● **REQUEST**
Pull out every line with the word "mitään" from the entries below.

● **EXERCISE MATERIAL**
——————————
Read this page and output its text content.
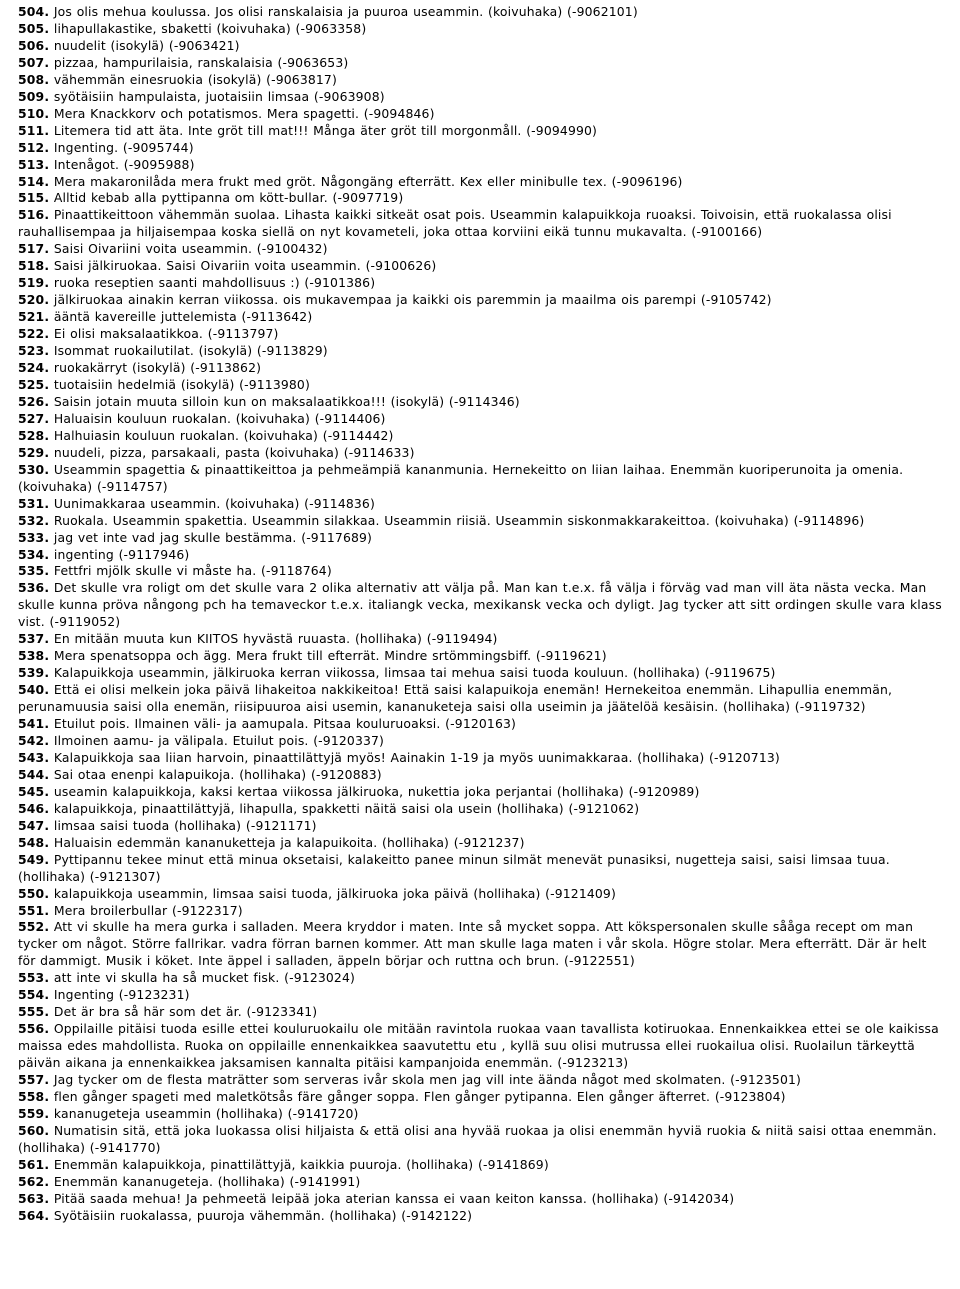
504. Jos olis mehua koulussa. Jos olisi ranskalaisia ja puuroa useammin. (koivuhaka) (-9062101)
505. lihapullakastike, sbaketti (koivuhaka) (-9063358)
506. nuudelit (isokylä) (-9063421)
507. pizzaa, hampurilaisia, ranskalaisia (-9063653)
508. vähemmän einesruokia (isokylä) (-9063817)
509. syötäisiin hampulaista, juotaisiin limsaa (-9063908)
510. Mera Knackkorv och potatismos. Mera spagetti. (-9094846)
511. Litemera tid att äta. Inte gröt till mat!!! Många äter gröt till morgonmåll. (-9094990)
512. Ingenting. (-9095744)
513. Intenågot. (-9095988)
514. Mera makaronilåda mera frukt med gröt. Någongäng efterrätt. Kex eller minibulle tex. (-9096196)
515. Alltid kebab alla pyttipanna om kött-bullar. (-9097719)
516. Pinaattikeittoon vähemmän suolaa. Lihasta kaikki sitkeät osat pois. Useammin kalapuikkoja ruoaksi. Toivoisin, että ruokalassa olisi rauhallisempaa ja hiljaisempaa koska siellä on nyt kovameteli, joka ottaa korviini eikä tunnu mukavalta. (-9100166)
517. Saisi Oivariini voita useammin. (-9100432)
518. Saisi jälkiruokaa. Saisi Oivariin voita useammin. (-9100626)
519. ruoka reseptien saanti mahdollisuus :) (-9101386)
520. jälkiruokaa ainakin kerran viikossa. ois mukavempaa ja kaikki ois paremmin ja maailma ois parempi (-9105742)
521. ääntä kavereille juttelemista (-9113642)
522. Ei olisi maksalaatikkoa. (-9113797)
523. Isommat ruokailutilat. (isokylä) (-9113829)
524. ruokakärryt (isokylä) (-9113862)
525. tuotaisiin hedelmiä (isokylä) (-9113980)
526. Saisin jotain muuta silloin kun on maksalaatikkoa!!! (isokylä) (-9114346)
527. Haluaisin kouluun ruokalan. (koivuhaka) (-9114406)
528. Halhuiasin kouluun ruokalan. (koivuhaka) (-9114442)
529. nuudeli, pizza, parsakaali, pasta (koivuhaka) (-9114633)
530. Useammin spagettia & pinaattikeittoa ja pehmeämpiä kananmunia. Hernekeitto on liian laihaa. Enemmän kuoriperunoita ja omenia. (koivuhaka) (-9114757)
531. Uunimakkaraa useammin. (koivuhaka) (-9114836)
532. Ruokala. Useammin spakettia. Useammin silakkaa. Useammin riisiä. Useammin siskonmakkarakeittoa. (koivuhaka) (-9114896)
533. jag vet inte vad jag skulle bestämma. (-9117689)
534. ingenting (-9117946)
535. Fettfri mjölk skulle vi måste ha. (-9118764)
536. Det skulle vra roligt om det skulle vara 2 olika alternativ att välja på. Man kan t.e.x. få välja i förväg vad man vill äta nästa vecka. Man skulle kunna pröva nångong pch ha temaveckor t.e.x. italiangk vecka, mexikansk vecka och dyligt. Jag tycker att sitt ordingen skulle vara klass vist. (-9119052)
537. En mitään muuta kun KIITOS hyvästä ruuasta. (hollihaka) (-9119494)
538. Mera spenatsoppa och ägg. Mera frukt till efterrät. Mindre srtömmingsbiff. (-9119621)
539. Kalapuikkoja useammin, jälkiruoka kerran viikossa, limsaa tai mehua saisi tuoda kouluun. (hollihaka) (-9119675)
540. Että ei olisi melkein joka päivä lihakeitoa nakkikeitoa! Että saisi kalapuikoja enemän! Hernekeitoa enemmän. Lihapullia enemmän, perunamuusia saisi olla enemän, riisipuuroa aisi usemin, kananuketeja saisi olla useimin ja jäätelöä kesäisin. (hollihaka) (-9119732)
541. Etuilut pois. Ilmainen väli- ja aamupala. Pitsaa kouluruoaksi. (-9120163)
542. Ilmoinen aamu- ja välipala. Etuilut pois. (-9120337)
543. Kalapuikkoja saa liian harvoin, pinaattilättyjä myös! Aainakin 1-19 ja myös uunimakkaraa. (hollihaka) (-9120713)
544. Sai otaa enenpi kalapuikoja. (hollihaka) (-9120883)
545. useamin kalapuikkoja, kaksi kertaa viikossa jälkiruoka, nukettia joka perjantai (hollihaka) (-9120989)
546. kalapuikkoja, pinaattilättyjä, lihapulla, spakketti näitä saisi ola usein (hollihaka) (-9121062)
547. limsaa saisi tuoda (hollihaka) (-9121171)
548. Haluaisin edemmän kananuketteja ja kalapuikoita. (hollihaka) (-9121237)
549. Pyttipannu tekee minut että minua oksetaisi, kalakeitto panee minun silmät menevät punasiksi, nugetteja saisi, saisi limsaa tuua. (hollihaka) (-9121307)
550. kalapuikkoja useammin, limsaa saisi tuoda, jälkiruoka joka päivä (hollihaka) (-9121409)
551. Mera broilerbullar (-9122317)
552. Att vi skulle ha mera gurka i salladen. Meera kryddor i maten. Inte så mycket soppa. Att kökspersonalen skulle sååga recept om man tycker om något. Större fallrikar. vadra förran barnen kommer. Att man skulle laga maten i vår skola. Högre stolar. Mera efterrätt. Där är helt för dammigt. Musik i köket. Inte äppel i salladen, äppeln börjar och ruttna och brun. (-9122551)
553. att inte vi skulla ha så mucket fisk. (-9123024)
554. Ingenting (-9123231)
555. Det är bra så här som det är. (-9123341)
556. Oppilaille pitäisi tuoda esille ettei kouluruokailu ole mitään ravintola ruokaa vaan tavallista kotiruokaa. Ennenkaikkea ettei se ole kaikissa maissa edes mahdollista. Ruoka on oppilaille ennenkaikkea saavutettu etu , kyllä suu olisi mutrussa ellei ruokailua olisi. Ruolailun tärkeyttä päivän aikana ja ennenkaikkea jaksamisen kannalta pitäisi kampanjoida enemmän. (-9123213)
557. Jag tycker om de flesta maträtter som serveras ivår skola men jag vill inte äända något med skolmaten. (-9123501)
558. flen gånger spageti med maletkötsås färe gånger soppa. Flen gånger pytipanna. Elen gånger äfterret. (-9123804)
559. kananugeteja useammin (hollihaka) (-9141720)
560. Numatisin sitä, että joka luokassa olisi hiljaista & että olisi ana hyvää ruokaa ja olisi enemmän hyviä ruokia & niitä saisi ottaa enemmän. (hollihaka) (-9141770)
561. Enemmän kalapuikkoja, pinattilättyjä, kaikkia puuroja. (hollihaka) (-9141869)
562. Enemmän kananugeteja. (hollihaka) (-9141991)
563. Pitää saada mehua! Ja pehmeetä leipää joka aterian kanssa ei vaan keiton kanssa. (hollihaka) (-9142034)
564. Syötäisiin ruokalassa, puuroja vähemmän. (hollihaka) (-9142122)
——————————
● **ANSWER FOR THIS EXERCISE**
537. En mitään muuta kun KIITOS hyvästä ruuasta. (hollihaka) (-9119494)
556. Oppilaille pitäisi tuoda esille ettei kouluruokailu ole mitään ravintola ruokaa vaan tavallista kotiruokaa. Ennenkaikkea ettei se ole kaikissa maissa edes mahdollista. Ruoka on oppilaille ennenkaikkea saavutettu etu , kyllä suu olisi mutrussa ellei ruokailua olisi. Ruolailun tärkeyttä päivän aikana ja ennenkaikkea jaksamisen kannalta pitäisi kampanjoida enemmän. (-9123213)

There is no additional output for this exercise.